Set task – In the records that follow, show each line where the word "label" is present.
##### Given records
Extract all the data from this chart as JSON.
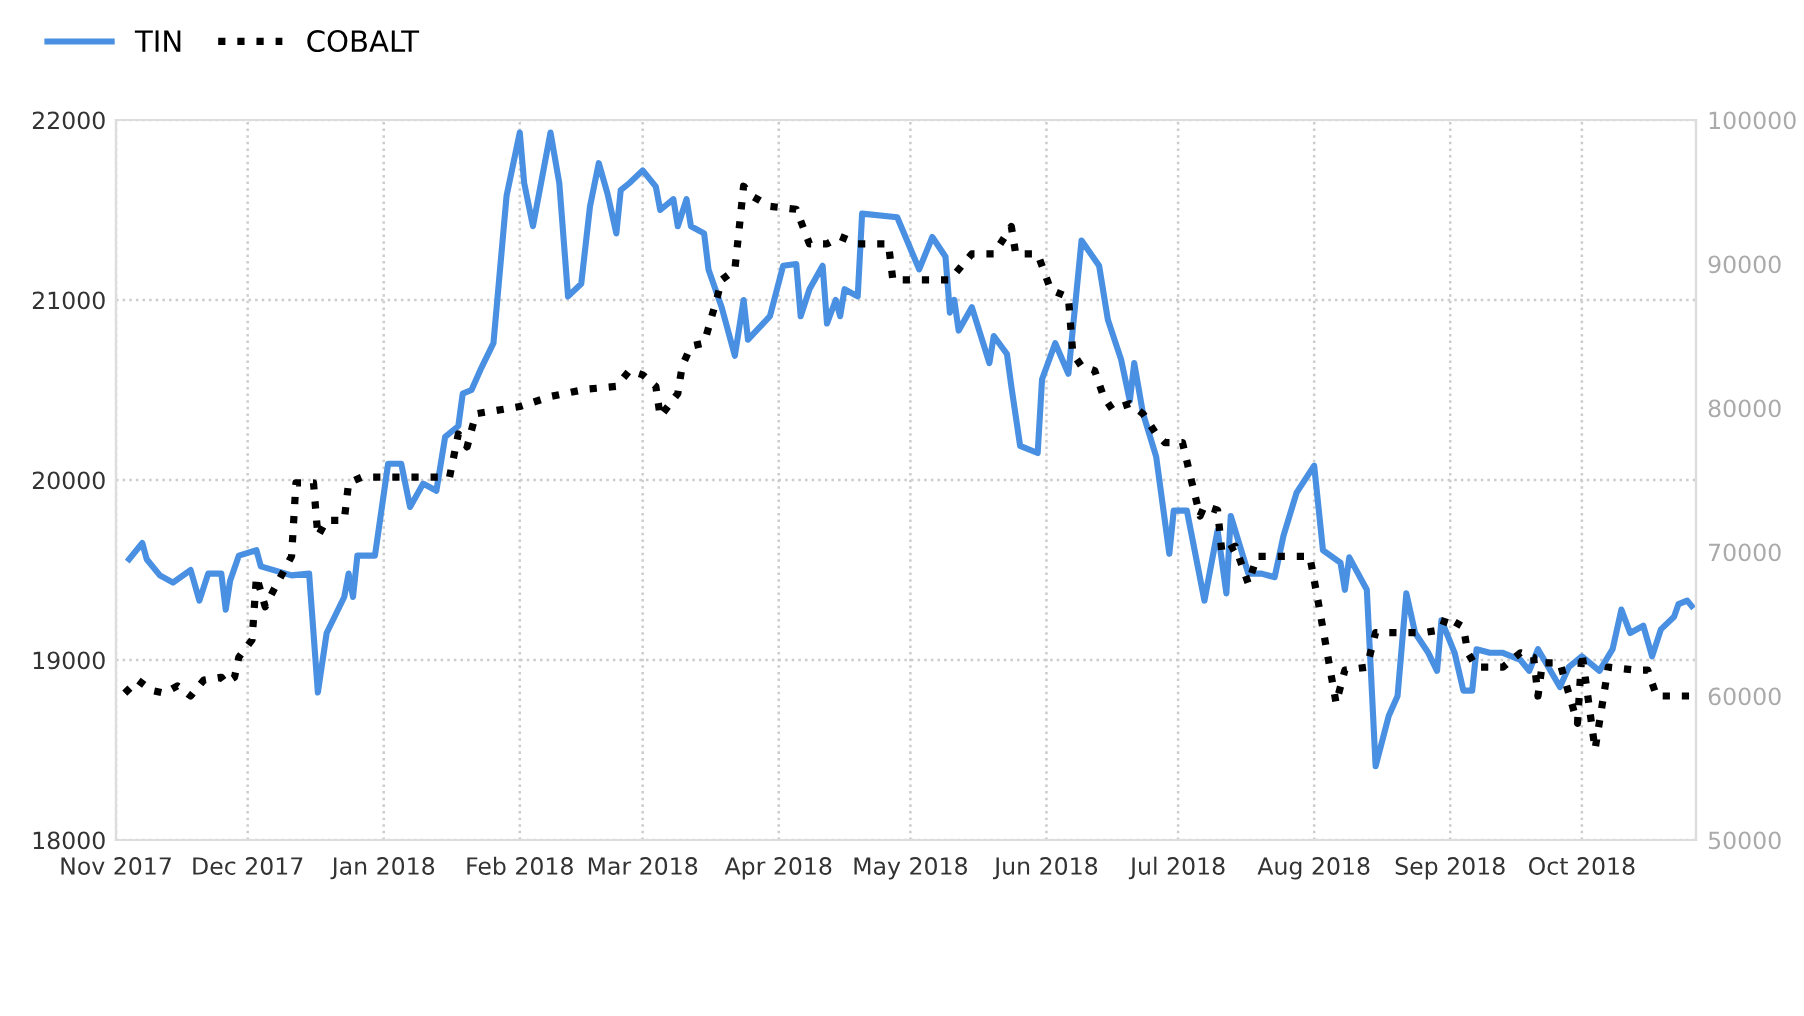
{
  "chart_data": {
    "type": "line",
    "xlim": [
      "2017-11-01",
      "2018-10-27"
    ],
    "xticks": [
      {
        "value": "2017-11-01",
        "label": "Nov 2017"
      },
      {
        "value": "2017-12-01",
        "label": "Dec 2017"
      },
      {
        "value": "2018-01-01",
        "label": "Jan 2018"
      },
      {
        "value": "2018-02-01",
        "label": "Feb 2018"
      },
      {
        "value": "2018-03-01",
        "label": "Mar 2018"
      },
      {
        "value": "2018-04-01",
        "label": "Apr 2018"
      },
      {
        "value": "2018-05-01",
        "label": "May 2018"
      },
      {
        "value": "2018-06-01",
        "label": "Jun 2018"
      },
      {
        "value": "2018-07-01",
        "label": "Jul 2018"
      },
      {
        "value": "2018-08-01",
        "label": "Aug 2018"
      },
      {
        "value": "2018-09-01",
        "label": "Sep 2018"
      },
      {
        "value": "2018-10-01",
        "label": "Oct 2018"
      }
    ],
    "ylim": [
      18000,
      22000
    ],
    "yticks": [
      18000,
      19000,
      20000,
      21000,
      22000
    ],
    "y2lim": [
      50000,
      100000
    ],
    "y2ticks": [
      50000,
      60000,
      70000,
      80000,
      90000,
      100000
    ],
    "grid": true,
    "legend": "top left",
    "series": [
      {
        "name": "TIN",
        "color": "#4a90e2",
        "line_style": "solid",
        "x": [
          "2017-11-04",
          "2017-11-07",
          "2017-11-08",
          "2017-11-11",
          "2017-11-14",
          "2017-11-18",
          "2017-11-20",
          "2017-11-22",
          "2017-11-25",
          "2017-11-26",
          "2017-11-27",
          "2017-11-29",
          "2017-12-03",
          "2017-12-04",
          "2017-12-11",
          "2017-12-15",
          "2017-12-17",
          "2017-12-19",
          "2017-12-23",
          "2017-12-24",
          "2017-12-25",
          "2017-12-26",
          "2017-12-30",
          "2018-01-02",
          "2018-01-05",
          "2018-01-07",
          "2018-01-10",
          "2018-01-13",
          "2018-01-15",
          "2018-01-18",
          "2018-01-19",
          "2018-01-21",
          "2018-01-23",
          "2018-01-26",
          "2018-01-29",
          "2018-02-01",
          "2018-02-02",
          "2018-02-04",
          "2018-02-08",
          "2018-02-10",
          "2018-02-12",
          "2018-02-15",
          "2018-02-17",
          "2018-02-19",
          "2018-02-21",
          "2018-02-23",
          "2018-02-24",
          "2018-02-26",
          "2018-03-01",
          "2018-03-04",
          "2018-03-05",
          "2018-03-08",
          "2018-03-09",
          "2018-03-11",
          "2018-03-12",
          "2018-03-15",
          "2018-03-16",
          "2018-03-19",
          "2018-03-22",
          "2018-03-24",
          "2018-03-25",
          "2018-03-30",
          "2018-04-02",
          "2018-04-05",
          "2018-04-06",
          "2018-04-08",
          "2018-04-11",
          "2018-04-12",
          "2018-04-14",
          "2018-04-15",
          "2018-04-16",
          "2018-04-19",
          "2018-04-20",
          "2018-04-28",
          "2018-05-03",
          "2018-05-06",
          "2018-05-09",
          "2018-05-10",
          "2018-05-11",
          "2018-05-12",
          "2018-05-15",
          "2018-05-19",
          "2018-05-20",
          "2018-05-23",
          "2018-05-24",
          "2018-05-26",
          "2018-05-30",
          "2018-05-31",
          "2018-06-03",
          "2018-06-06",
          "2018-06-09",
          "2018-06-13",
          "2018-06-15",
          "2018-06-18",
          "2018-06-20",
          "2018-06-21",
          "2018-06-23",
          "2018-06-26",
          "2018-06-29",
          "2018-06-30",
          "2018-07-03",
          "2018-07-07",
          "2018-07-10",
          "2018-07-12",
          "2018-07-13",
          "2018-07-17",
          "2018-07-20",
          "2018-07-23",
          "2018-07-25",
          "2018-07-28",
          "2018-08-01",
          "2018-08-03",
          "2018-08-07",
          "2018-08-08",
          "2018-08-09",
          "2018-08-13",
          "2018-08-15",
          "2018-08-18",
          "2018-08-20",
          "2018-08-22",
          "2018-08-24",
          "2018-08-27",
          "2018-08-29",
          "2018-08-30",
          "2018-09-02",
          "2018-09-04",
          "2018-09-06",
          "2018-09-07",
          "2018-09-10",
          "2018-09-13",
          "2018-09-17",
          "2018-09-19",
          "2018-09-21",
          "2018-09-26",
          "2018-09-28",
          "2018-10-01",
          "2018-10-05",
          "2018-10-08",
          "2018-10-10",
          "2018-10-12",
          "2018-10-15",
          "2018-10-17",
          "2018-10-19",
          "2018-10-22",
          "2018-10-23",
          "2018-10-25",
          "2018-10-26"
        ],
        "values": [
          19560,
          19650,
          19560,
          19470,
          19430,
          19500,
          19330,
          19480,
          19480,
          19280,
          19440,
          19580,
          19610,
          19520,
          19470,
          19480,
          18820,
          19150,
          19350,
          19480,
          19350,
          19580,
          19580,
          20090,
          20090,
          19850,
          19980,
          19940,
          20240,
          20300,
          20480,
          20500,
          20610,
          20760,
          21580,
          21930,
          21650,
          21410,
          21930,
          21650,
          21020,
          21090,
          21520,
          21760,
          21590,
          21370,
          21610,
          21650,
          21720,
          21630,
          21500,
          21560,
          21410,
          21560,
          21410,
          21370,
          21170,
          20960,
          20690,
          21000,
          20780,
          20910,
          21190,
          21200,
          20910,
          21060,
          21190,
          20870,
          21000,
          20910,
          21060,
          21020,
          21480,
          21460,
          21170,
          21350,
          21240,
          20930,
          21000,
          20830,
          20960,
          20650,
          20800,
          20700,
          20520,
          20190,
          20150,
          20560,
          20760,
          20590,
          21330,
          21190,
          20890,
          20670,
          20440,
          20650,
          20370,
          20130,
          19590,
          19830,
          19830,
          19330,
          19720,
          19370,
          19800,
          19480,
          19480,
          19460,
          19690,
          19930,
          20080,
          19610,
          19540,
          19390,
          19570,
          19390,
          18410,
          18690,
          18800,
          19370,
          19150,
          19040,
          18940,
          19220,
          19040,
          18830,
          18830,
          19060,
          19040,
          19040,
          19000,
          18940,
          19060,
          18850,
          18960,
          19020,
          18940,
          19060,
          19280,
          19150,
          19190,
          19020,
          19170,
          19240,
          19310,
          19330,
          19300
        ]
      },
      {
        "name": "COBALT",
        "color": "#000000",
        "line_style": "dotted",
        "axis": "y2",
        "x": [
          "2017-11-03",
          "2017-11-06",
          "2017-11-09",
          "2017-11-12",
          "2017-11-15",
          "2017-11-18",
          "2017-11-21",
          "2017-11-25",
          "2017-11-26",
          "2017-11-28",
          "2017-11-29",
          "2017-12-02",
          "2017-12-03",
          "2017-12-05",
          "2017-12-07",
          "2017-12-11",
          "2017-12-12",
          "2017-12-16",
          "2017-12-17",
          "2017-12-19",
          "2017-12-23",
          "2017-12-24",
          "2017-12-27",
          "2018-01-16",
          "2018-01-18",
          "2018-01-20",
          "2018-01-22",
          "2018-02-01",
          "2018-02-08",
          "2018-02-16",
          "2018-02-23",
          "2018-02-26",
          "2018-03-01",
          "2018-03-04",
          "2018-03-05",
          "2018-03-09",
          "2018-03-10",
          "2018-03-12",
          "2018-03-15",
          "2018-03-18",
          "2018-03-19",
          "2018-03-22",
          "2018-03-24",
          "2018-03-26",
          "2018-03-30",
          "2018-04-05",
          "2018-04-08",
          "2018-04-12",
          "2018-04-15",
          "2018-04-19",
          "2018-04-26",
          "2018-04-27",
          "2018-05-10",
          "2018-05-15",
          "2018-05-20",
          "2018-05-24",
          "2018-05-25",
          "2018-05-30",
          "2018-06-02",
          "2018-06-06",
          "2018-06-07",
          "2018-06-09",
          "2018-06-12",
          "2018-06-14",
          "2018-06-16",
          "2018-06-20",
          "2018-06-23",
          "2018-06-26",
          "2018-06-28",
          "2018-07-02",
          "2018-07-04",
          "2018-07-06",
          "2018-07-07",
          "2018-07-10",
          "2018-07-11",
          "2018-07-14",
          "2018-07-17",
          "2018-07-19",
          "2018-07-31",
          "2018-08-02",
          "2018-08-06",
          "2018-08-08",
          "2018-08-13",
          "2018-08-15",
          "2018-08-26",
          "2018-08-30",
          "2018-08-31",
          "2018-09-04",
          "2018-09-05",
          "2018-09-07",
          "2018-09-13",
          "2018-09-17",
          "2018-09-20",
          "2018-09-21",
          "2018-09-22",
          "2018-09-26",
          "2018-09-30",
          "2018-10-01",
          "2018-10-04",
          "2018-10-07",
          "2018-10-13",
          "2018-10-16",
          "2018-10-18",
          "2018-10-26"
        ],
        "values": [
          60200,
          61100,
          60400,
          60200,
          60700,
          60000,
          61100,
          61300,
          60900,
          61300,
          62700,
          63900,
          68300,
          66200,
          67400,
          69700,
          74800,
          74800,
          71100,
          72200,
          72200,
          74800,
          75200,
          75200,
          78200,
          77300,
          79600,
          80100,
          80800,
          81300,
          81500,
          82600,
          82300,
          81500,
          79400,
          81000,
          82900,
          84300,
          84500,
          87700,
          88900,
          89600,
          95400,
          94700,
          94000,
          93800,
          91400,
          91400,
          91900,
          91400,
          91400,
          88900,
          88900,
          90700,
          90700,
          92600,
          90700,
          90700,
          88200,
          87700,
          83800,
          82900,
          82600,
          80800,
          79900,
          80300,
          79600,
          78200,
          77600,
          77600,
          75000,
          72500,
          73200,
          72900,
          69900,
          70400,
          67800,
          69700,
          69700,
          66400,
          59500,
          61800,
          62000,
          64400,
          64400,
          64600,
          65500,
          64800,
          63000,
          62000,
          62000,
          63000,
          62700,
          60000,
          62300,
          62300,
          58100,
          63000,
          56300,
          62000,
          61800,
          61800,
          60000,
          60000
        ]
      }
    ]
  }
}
##########
Solution –
        "label": "Nov 2017"
        "label": "Dec 2017"
        "label": "Jan 2018"
        "label": "Feb 2018"
        "label": "Mar 2018"
        "label": "Apr 2018"
        "label": "May 2018"
        "label": "Jun 2018"
        "label": "Jul 2018"
        "label": "Aug 2018"
        "label": "Sep 2018"
        "label": "Oct 2018"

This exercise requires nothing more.